| Exercise brief |
Among the entries that follow, tally the lines with the string "handle". Give no more than the number.

| Data shown |

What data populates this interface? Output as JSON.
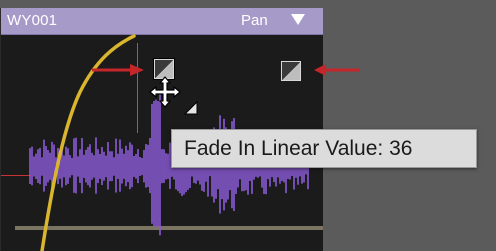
{
  "clip": {
    "name": "WY001",
    "pan_label": "Pan",
    "header_color": "#a59ac8",
    "waveform_color": "#8a5bd6",
    "fade_curve_color": "#d9b62d"
  },
  "tooltip": {
    "text": "Fade In Linear Value: 36"
  },
  "annotations": {
    "arrow_color": "#c4262a"
  },
  "icons": {
    "pan_menu": "triangle-down-icon",
    "fade_in_handle": "fade-in-handle-icon",
    "fade_out_handle": "fade-out-handle-icon",
    "cursor": "move-cursor-icon",
    "fade_shape_indicator": "fade-shape-triangle-icon"
  }
}
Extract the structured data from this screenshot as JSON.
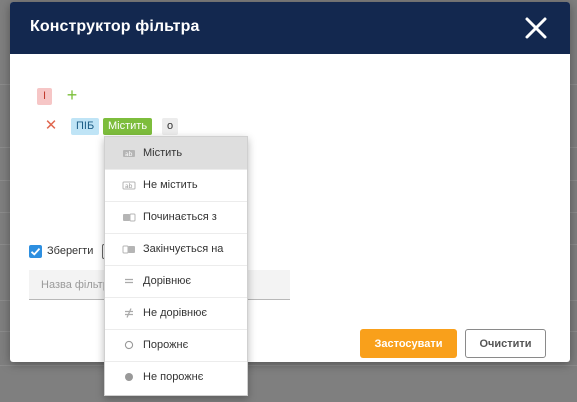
{
  "dialog": {
    "title": "Конструктор фільтра"
  },
  "group": {
    "operator": "І"
  },
  "condition": {
    "field": "ПІБ",
    "operator": "Містить",
    "value": "о"
  },
  "operators_menu": {
    "items": [
      {
        "label": "Містить",
        "icon": "contains-icon",
        "selected": true
      },
      {
        "label": "Не містить",
        "icon": "not-contains-icon",
        "selected": false
      },
      {
        "label": "Починається з",
        "icon": "starts-with-icon",
        "selected": false
      },
      {
        "label": "Закінчується на",
        "icon": "ends-with-icon",
        "selected": false
      },
      {
        "label": "Дорівнює",
        "icon": "equals-icon",
        "selected": false
      },
      {
        "label": "Не дорівнює",
        "icon": "not-equals-icon",
        "selected": false
      },
      {
        "label": "Порожнє",
        "icon": "empty-circle-icon",
        "selected": false
      },
      {
        "label": "Не порожнє",
        "icon": "filled-circle-icon",
        "selected": false
      }
    ]
  },
  "save": {
    "checked": true,
    "label": "Зберегти",
    "name_placeholder": "Назва фільтра"
  },
  "actions": {
    "apply_label": "Застосувати",
    "clear_label": "Очистити"
  },
  "colors": {
    "header_bg": "#13284f",
    "apply_bg": "#f9a01b",
    "operator_chip": "#7dbd3c",
    "field_chip": "#bfe4f6",
    "group_chip": "#f6c6c6",
    "checkbox": "#2d8fe0"
  }
}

| Written solution |
2